§ **Challenge**
Rewrite the passage on the government share sale in Pakistan Reinsurance from "PC Board in" to "during the process.", putting "private investment" in place of "private sector participation".

§ **Document section**
Well-informed sources told Business Recorder that Commerce Ministry wanted the Cabinet Committee on Privatisation (CCoP) to defer the decision until a one-and-one meeting is held between the Commerce Advisor and Finance Advisor, however, the former's request was not entertained.

Official documents seen by this newspaper reveal that Ministry of Privatization noted that pursuant to the Cabinet Committee on Privatization (CCoP) on 8 August 2019 and Privatization Commission (PC) Board on August 26, 2019, PC appointed Next Capital Limited (Consultant to the issue), Habib Bank Limited (Book Runner) and Haidermota & Co. (legal sub-contractor) as Financial Advisors for the divestment of up to 20 per cent shares of PRCL held by the Government of Pakistan.

PC Board in its meeting held on August 26, 2019 discussed that "PakRe is listed and PC intends to divest its shares for enhancing private sector participation in the issuance sector." It was also added that the strategic stake of the government (directly/indirectly) would not be affected, during the process.

§ **Supplied data**

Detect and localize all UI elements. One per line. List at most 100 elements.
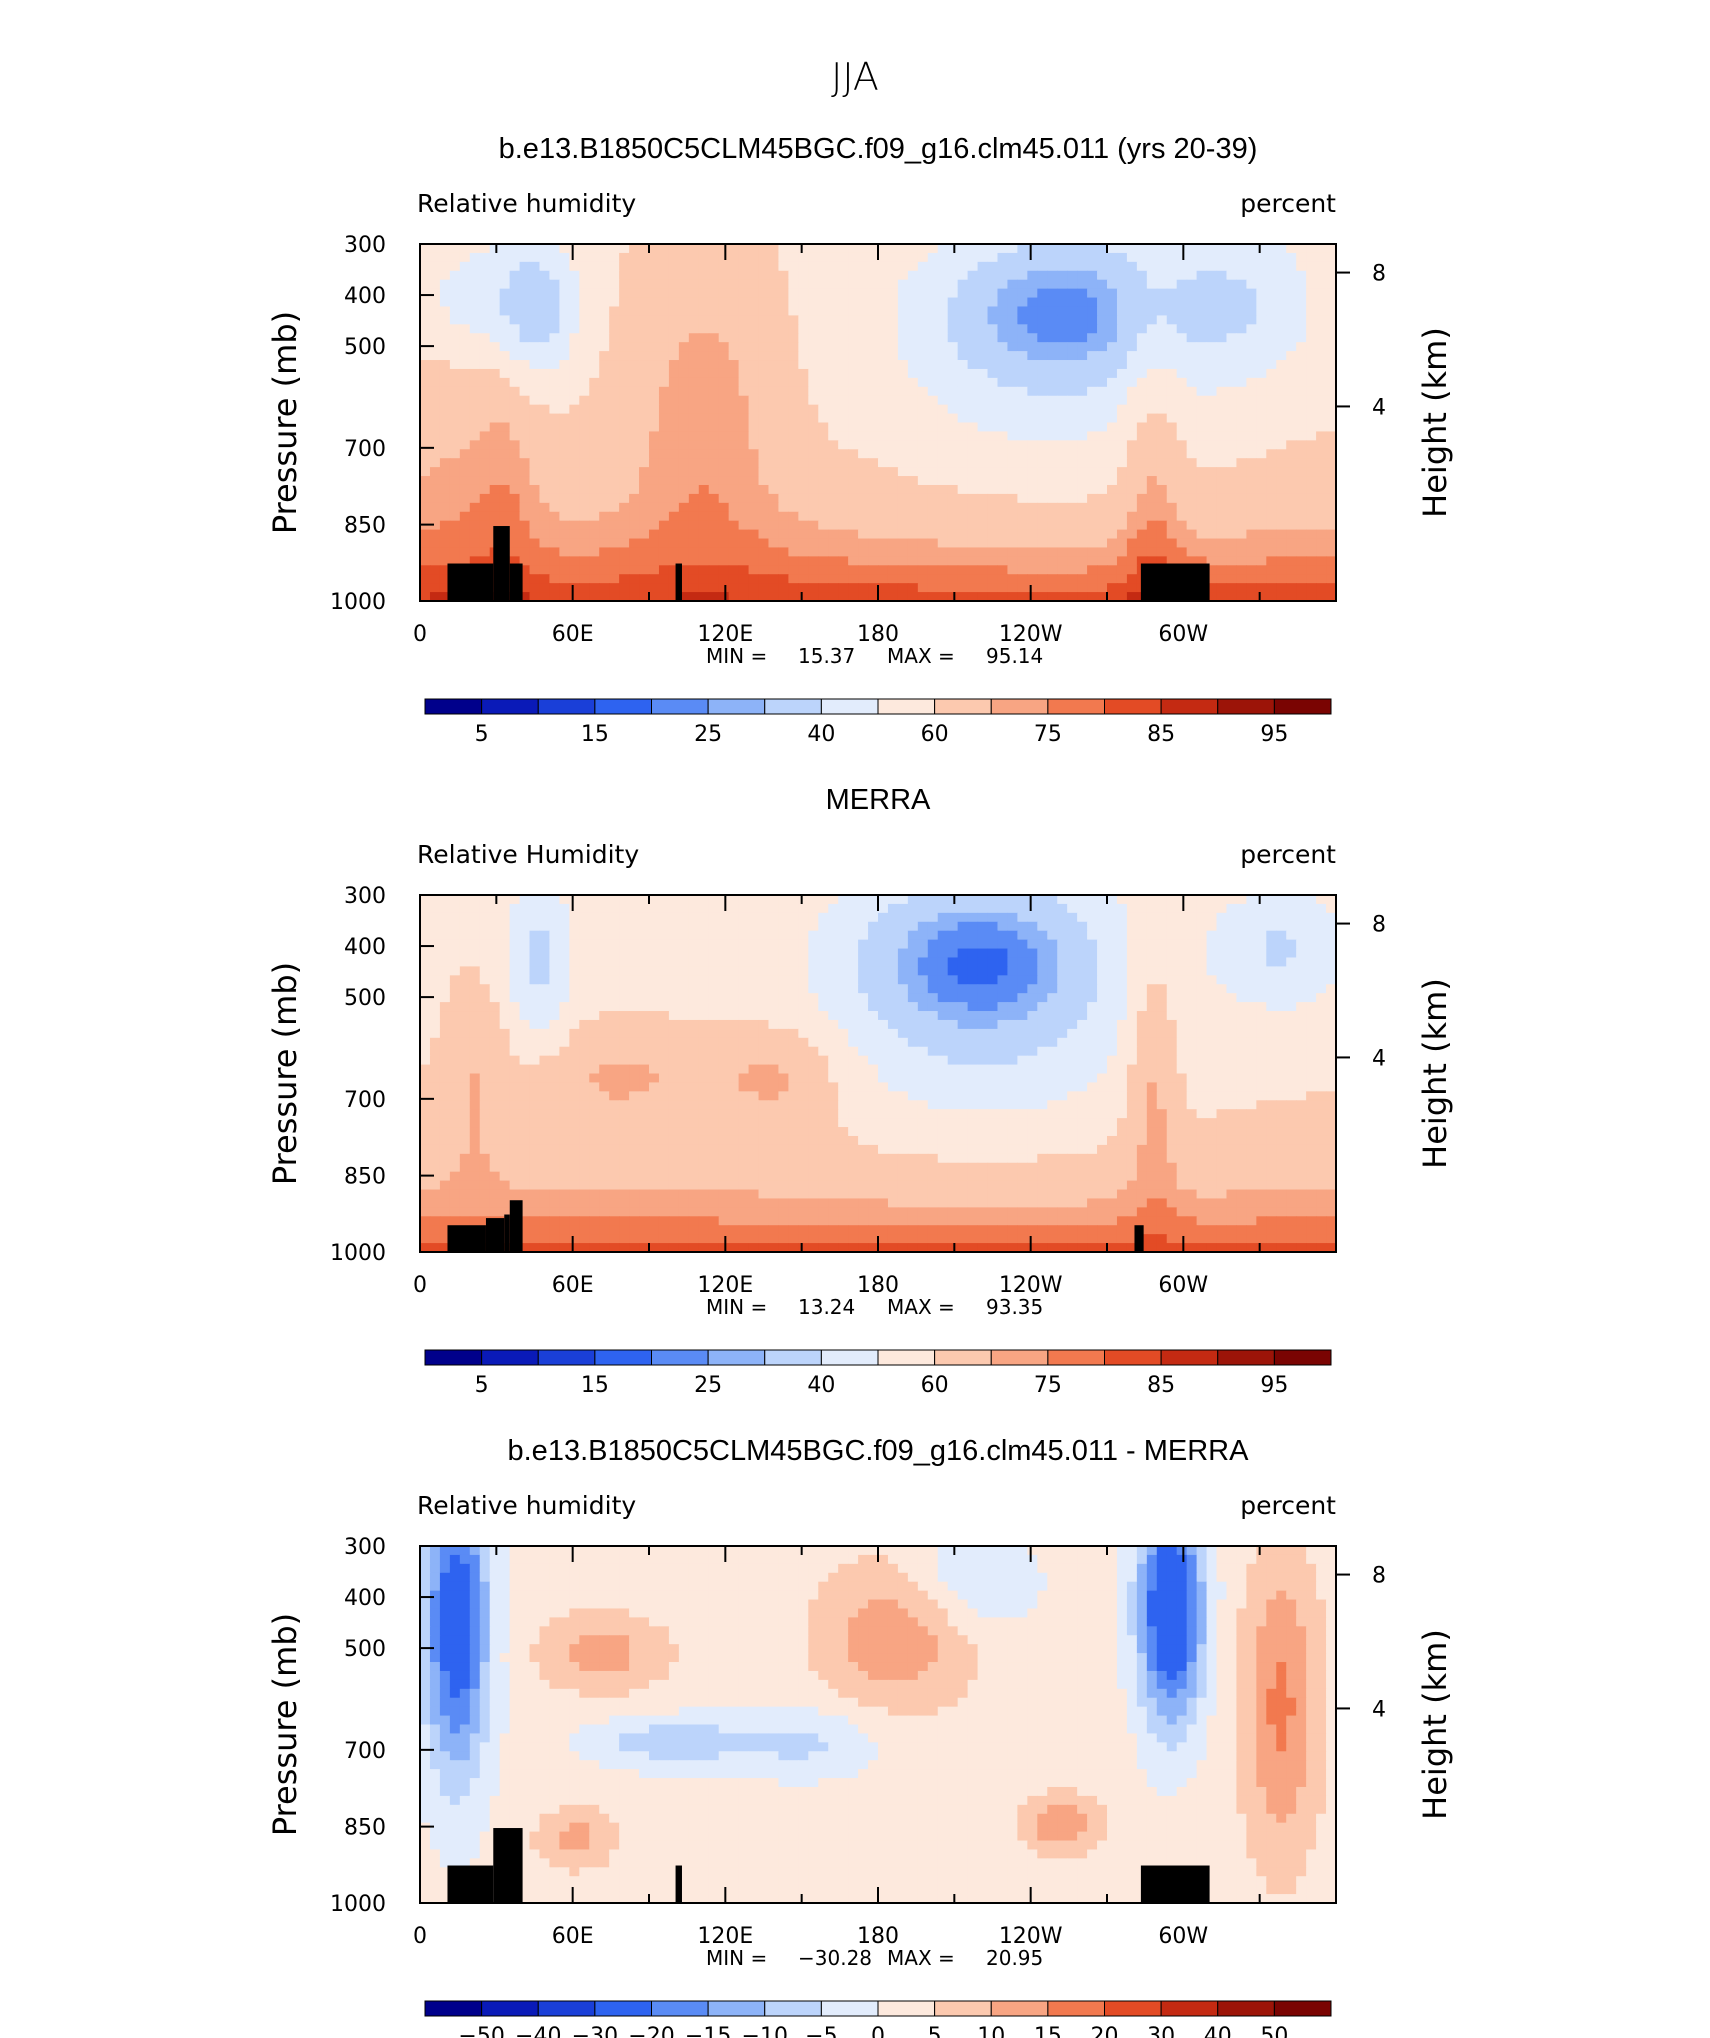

§ **Right answer**
PC Board in its meeting held on August 26, 2019 discussed that "PakRe is listed and PC intends to divest its shares for enhancing private investment in the issuance sector." It was also added that the strategic stake of the government (directly/indirectly) would not be affected, during the process.